## begin
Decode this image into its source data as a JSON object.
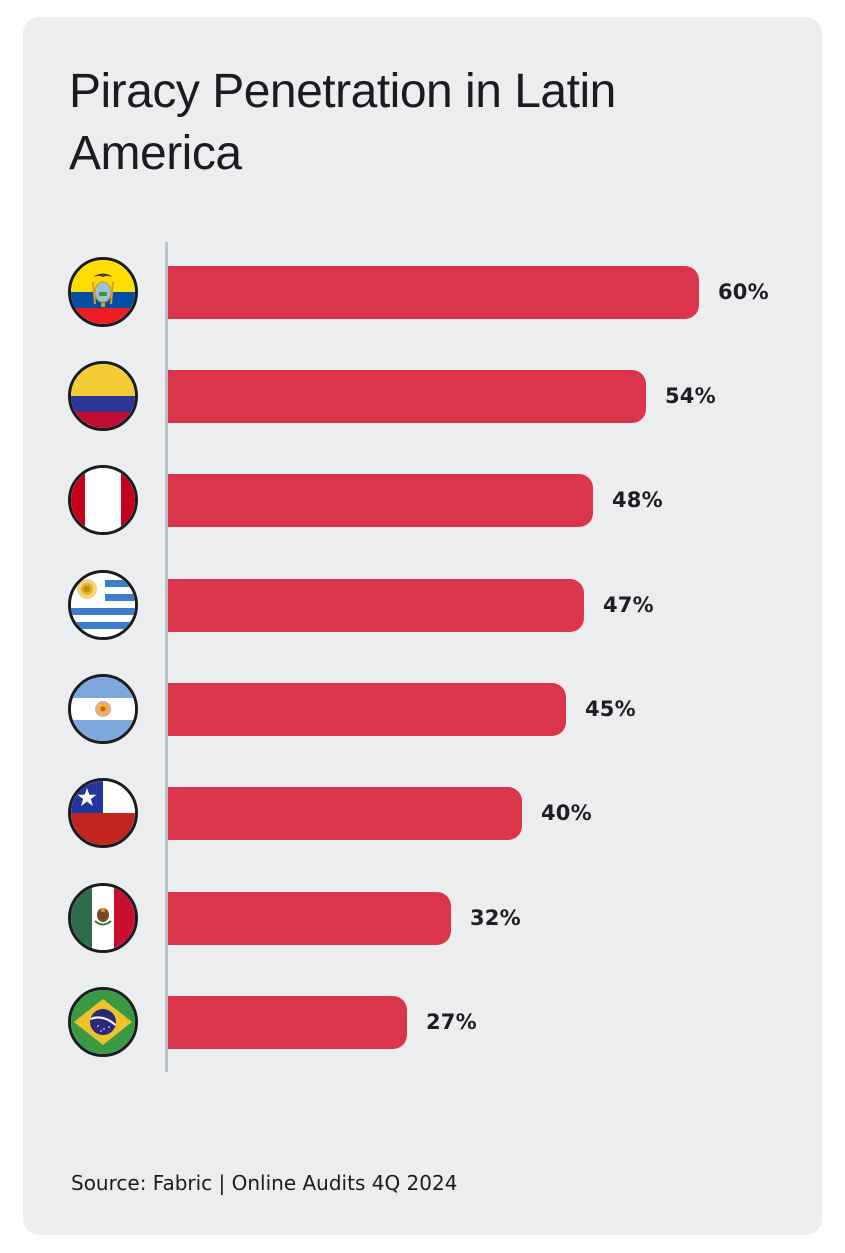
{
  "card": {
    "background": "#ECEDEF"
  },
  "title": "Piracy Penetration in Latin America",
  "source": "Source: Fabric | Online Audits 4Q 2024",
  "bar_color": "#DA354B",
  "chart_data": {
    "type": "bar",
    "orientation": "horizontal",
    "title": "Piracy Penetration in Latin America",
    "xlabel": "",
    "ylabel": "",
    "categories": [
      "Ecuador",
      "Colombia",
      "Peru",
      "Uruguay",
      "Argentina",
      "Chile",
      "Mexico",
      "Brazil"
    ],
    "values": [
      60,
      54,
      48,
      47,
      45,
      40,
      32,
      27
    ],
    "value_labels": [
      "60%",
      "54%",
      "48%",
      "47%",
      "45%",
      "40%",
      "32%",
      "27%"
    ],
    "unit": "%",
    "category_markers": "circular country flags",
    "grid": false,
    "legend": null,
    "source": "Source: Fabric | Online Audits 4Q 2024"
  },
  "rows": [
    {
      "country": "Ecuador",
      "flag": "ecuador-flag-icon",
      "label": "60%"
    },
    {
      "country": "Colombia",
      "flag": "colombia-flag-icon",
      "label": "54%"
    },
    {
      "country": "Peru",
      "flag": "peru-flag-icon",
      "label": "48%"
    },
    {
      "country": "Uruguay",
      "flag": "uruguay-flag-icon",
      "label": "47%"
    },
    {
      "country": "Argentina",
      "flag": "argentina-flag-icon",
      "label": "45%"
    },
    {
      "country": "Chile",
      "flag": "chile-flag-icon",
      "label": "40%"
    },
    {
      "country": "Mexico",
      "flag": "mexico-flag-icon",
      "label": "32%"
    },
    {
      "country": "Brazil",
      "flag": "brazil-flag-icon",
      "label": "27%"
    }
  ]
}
## end
## begin
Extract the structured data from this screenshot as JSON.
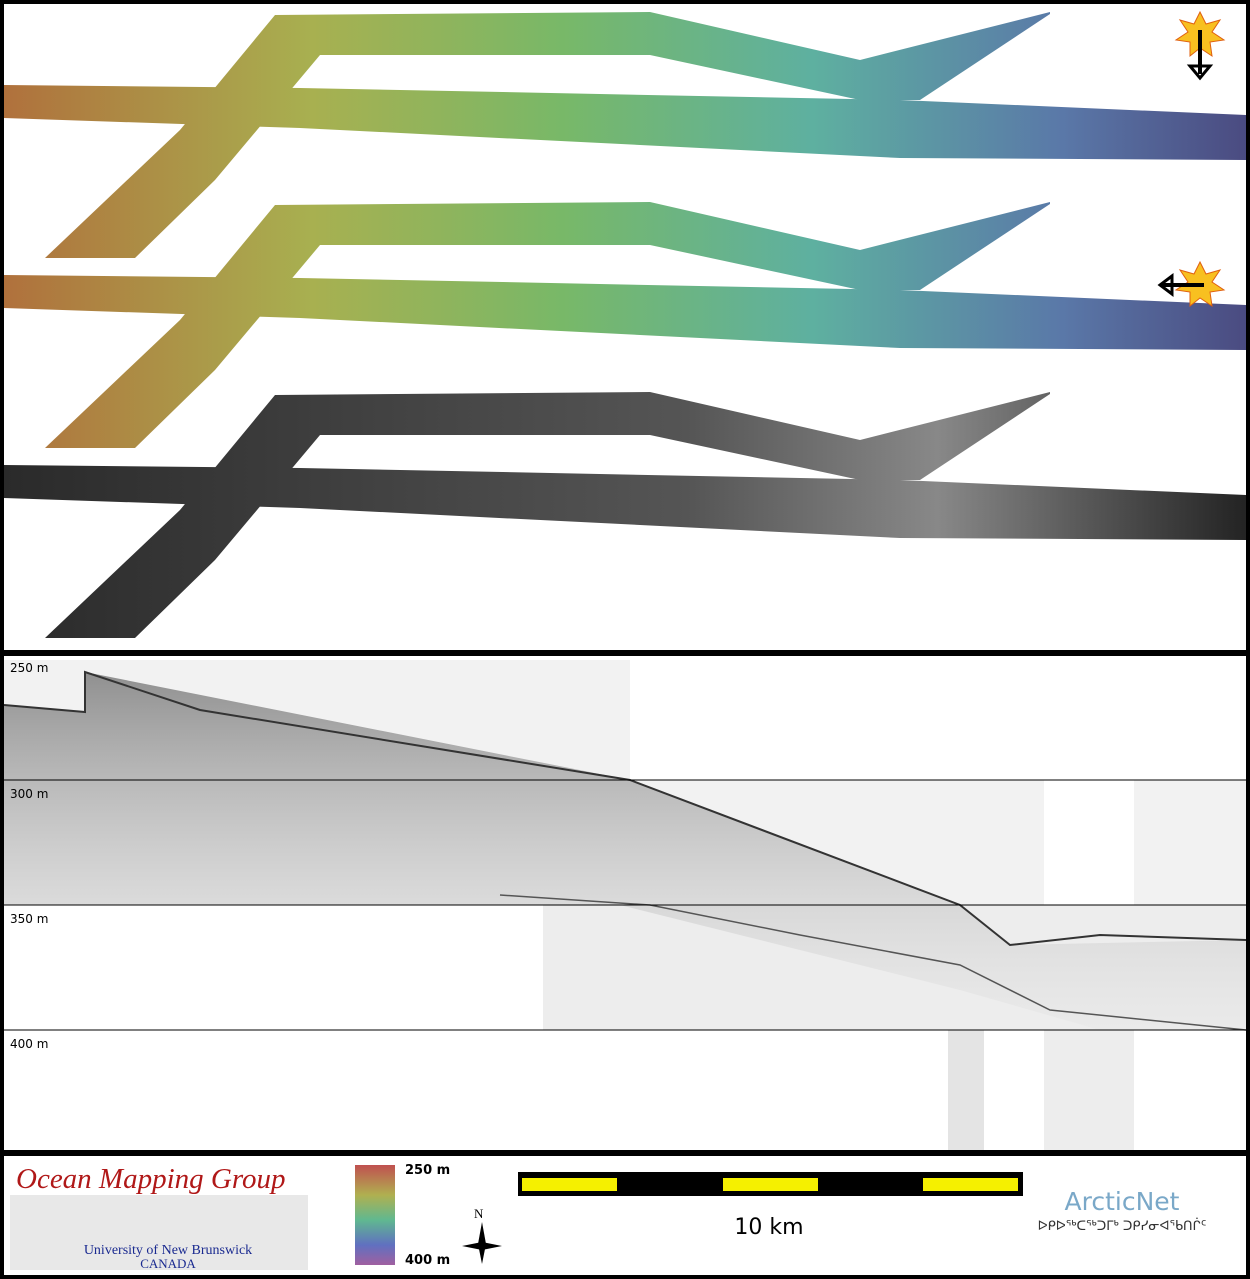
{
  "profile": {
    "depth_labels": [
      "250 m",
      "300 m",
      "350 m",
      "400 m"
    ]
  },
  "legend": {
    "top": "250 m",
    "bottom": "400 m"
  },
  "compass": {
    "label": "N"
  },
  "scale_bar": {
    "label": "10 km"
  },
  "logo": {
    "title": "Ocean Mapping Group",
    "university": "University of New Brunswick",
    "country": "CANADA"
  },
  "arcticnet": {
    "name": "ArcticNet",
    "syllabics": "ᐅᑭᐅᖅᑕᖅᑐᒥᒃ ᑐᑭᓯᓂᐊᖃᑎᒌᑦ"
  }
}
## end
## begin
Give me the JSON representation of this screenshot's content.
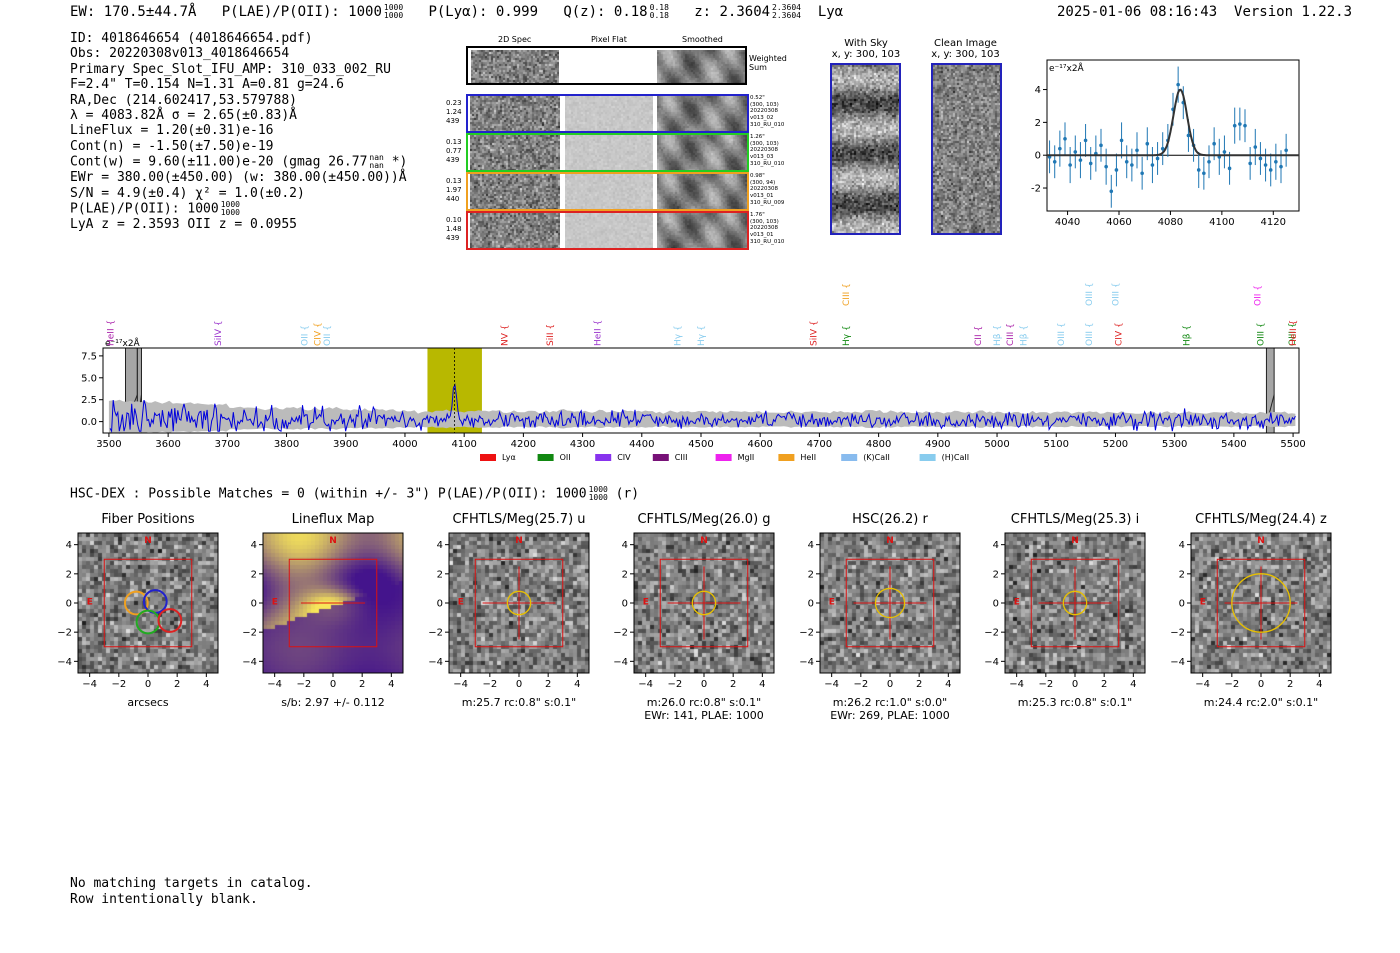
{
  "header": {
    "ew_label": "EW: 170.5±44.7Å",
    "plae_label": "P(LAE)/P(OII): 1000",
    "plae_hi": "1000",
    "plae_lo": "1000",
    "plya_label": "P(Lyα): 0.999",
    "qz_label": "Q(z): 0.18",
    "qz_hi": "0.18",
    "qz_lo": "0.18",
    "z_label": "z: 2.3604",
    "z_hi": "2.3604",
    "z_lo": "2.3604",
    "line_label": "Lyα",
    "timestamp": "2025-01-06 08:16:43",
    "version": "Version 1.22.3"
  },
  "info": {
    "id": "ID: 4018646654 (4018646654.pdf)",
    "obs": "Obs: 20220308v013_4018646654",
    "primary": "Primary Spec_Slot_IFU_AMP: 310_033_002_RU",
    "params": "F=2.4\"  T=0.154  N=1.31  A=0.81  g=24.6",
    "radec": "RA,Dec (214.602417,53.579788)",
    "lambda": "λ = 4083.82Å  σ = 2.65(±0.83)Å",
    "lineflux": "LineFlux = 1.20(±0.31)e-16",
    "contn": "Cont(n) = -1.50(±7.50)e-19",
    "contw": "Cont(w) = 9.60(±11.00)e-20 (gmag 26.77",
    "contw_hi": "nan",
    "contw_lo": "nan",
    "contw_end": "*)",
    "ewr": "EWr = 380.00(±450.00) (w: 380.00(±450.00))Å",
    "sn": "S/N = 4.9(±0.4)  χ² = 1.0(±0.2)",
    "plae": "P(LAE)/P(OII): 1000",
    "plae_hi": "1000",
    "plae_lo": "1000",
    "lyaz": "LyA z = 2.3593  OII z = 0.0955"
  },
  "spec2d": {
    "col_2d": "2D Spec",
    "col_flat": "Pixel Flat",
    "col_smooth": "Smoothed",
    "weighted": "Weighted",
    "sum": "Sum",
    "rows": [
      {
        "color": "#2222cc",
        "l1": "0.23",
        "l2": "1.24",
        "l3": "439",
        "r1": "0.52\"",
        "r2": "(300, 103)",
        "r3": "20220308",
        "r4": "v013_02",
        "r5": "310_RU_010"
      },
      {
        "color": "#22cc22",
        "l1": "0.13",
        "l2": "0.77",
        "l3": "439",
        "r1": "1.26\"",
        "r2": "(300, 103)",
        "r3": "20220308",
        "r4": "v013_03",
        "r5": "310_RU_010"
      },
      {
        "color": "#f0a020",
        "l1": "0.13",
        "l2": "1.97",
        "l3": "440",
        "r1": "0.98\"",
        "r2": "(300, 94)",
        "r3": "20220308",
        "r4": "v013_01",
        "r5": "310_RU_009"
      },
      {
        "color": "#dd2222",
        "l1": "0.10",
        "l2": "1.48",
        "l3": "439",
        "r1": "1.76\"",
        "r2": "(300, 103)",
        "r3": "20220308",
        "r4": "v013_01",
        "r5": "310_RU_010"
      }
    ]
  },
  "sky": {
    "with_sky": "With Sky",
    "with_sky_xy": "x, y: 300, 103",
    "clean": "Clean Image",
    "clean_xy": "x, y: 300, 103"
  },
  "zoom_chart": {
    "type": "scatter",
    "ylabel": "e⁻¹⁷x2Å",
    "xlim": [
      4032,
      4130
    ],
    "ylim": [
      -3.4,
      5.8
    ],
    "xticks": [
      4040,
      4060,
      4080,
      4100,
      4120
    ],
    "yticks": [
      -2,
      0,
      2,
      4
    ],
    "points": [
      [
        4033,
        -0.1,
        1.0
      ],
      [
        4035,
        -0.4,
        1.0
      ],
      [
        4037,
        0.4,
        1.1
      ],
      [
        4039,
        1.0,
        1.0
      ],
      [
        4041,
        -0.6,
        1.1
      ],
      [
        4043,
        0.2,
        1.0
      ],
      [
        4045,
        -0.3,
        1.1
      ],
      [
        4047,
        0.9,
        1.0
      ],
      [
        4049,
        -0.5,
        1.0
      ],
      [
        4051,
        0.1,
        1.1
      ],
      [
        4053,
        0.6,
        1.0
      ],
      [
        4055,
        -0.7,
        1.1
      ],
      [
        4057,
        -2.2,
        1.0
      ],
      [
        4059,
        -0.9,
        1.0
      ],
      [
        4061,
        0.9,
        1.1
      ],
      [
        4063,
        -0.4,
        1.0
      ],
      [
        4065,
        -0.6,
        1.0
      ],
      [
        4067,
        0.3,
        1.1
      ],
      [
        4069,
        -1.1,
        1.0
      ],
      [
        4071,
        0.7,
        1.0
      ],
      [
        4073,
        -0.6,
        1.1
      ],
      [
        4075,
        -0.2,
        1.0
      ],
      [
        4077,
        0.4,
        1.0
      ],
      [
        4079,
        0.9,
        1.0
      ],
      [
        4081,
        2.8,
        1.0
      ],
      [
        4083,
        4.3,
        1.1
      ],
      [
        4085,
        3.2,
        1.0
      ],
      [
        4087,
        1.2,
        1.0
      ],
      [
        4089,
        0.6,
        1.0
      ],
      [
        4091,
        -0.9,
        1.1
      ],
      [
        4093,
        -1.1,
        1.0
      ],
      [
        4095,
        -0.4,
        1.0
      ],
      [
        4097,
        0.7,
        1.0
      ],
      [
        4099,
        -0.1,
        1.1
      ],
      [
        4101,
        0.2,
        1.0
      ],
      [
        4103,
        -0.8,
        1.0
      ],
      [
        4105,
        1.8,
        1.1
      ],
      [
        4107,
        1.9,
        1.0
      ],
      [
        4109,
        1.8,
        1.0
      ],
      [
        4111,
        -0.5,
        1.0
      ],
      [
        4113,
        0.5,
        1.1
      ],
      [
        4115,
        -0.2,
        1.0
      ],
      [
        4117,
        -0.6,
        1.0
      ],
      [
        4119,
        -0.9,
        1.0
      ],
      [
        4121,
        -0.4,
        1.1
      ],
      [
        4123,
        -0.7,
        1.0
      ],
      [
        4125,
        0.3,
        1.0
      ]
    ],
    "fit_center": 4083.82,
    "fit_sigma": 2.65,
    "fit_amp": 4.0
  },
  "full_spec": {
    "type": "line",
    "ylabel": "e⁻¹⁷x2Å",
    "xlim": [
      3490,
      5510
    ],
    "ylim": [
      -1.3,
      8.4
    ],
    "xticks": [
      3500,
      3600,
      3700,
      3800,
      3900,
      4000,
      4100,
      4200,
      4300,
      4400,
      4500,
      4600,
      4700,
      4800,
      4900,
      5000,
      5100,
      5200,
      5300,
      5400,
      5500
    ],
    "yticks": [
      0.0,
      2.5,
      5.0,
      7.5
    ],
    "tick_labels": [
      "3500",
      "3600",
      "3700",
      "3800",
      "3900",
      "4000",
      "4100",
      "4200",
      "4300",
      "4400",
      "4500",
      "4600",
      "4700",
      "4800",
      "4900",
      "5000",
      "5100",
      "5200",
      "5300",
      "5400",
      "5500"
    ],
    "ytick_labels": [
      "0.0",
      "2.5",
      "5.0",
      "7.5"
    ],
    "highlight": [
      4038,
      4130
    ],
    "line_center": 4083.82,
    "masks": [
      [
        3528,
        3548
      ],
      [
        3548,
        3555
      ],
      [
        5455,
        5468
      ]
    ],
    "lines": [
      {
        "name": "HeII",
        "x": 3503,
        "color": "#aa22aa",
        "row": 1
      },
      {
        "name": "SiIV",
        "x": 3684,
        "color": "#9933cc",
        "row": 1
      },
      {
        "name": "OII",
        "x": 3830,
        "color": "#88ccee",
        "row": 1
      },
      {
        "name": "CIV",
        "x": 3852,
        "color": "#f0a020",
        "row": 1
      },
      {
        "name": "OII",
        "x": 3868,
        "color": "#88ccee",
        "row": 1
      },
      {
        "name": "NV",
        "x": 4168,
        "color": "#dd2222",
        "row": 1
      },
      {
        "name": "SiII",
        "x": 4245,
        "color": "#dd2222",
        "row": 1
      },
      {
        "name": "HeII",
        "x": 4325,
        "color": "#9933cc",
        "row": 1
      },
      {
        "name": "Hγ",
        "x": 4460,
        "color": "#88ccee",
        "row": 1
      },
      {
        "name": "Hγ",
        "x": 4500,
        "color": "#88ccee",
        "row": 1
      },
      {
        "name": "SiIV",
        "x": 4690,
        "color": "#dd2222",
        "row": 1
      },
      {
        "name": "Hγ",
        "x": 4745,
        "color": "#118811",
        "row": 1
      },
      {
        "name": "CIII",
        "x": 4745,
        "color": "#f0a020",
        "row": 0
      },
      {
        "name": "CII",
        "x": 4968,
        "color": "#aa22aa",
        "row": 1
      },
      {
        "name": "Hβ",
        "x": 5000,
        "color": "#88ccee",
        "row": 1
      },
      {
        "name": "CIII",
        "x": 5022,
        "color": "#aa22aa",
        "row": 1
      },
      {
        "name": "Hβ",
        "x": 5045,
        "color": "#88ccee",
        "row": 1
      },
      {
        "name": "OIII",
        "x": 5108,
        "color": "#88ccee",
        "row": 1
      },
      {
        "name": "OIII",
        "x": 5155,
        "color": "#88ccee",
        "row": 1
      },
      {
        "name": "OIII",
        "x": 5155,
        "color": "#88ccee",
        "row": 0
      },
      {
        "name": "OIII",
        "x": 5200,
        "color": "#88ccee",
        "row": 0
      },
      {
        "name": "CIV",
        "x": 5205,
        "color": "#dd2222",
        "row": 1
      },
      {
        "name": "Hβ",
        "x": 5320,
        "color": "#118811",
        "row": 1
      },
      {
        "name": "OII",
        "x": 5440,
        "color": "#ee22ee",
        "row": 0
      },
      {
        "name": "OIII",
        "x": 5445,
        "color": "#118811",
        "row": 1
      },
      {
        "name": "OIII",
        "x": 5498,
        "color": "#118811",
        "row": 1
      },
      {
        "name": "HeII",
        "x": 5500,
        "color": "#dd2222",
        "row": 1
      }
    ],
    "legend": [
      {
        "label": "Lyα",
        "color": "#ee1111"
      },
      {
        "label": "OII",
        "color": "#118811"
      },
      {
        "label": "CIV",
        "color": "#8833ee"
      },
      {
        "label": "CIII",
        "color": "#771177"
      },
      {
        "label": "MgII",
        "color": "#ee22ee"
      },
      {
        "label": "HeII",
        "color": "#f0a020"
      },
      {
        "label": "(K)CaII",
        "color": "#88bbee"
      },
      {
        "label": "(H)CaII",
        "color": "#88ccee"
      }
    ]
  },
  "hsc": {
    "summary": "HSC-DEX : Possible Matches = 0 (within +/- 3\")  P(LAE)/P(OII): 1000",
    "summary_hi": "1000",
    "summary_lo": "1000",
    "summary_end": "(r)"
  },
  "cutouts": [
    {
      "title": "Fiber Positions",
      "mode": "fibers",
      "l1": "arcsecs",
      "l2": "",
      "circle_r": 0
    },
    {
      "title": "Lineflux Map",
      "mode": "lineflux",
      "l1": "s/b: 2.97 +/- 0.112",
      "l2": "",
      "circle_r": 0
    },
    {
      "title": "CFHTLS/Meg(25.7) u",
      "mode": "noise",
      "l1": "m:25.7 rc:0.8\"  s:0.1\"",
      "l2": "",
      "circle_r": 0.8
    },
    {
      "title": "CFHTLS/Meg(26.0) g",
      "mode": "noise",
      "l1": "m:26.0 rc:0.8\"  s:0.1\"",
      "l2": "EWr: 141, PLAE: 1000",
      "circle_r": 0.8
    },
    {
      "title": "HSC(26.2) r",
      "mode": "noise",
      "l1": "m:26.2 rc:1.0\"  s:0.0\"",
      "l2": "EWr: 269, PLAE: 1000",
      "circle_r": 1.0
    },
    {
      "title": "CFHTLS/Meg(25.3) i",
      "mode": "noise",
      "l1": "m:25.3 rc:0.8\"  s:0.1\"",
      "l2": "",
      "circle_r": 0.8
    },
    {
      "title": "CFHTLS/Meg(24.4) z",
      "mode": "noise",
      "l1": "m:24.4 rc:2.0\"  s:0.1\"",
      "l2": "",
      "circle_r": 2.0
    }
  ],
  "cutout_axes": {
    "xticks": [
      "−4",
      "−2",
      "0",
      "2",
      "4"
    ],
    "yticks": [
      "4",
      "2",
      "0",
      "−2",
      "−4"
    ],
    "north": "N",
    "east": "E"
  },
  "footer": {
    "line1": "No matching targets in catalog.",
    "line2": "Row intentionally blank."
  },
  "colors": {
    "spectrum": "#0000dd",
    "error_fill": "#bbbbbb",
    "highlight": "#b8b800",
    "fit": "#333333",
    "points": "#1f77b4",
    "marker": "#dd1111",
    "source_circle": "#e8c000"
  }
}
## end
## TASK BRIEF
Show all lines from the listing above in which "icon" appears.

## EXERCISE RESULT
      "flag": "ecuador-flag-icon",
      "flag": "colombia-flag-icon",
      "flag": "peru-flag-icon",
      "flag": "uruguay-flag-icon",
      "flag": "argentina-flag-icon",
      "flag": "chile-flag-icon",
      "flag": "mexico-flag-icon",
      "flag": "brazil-flag-icon",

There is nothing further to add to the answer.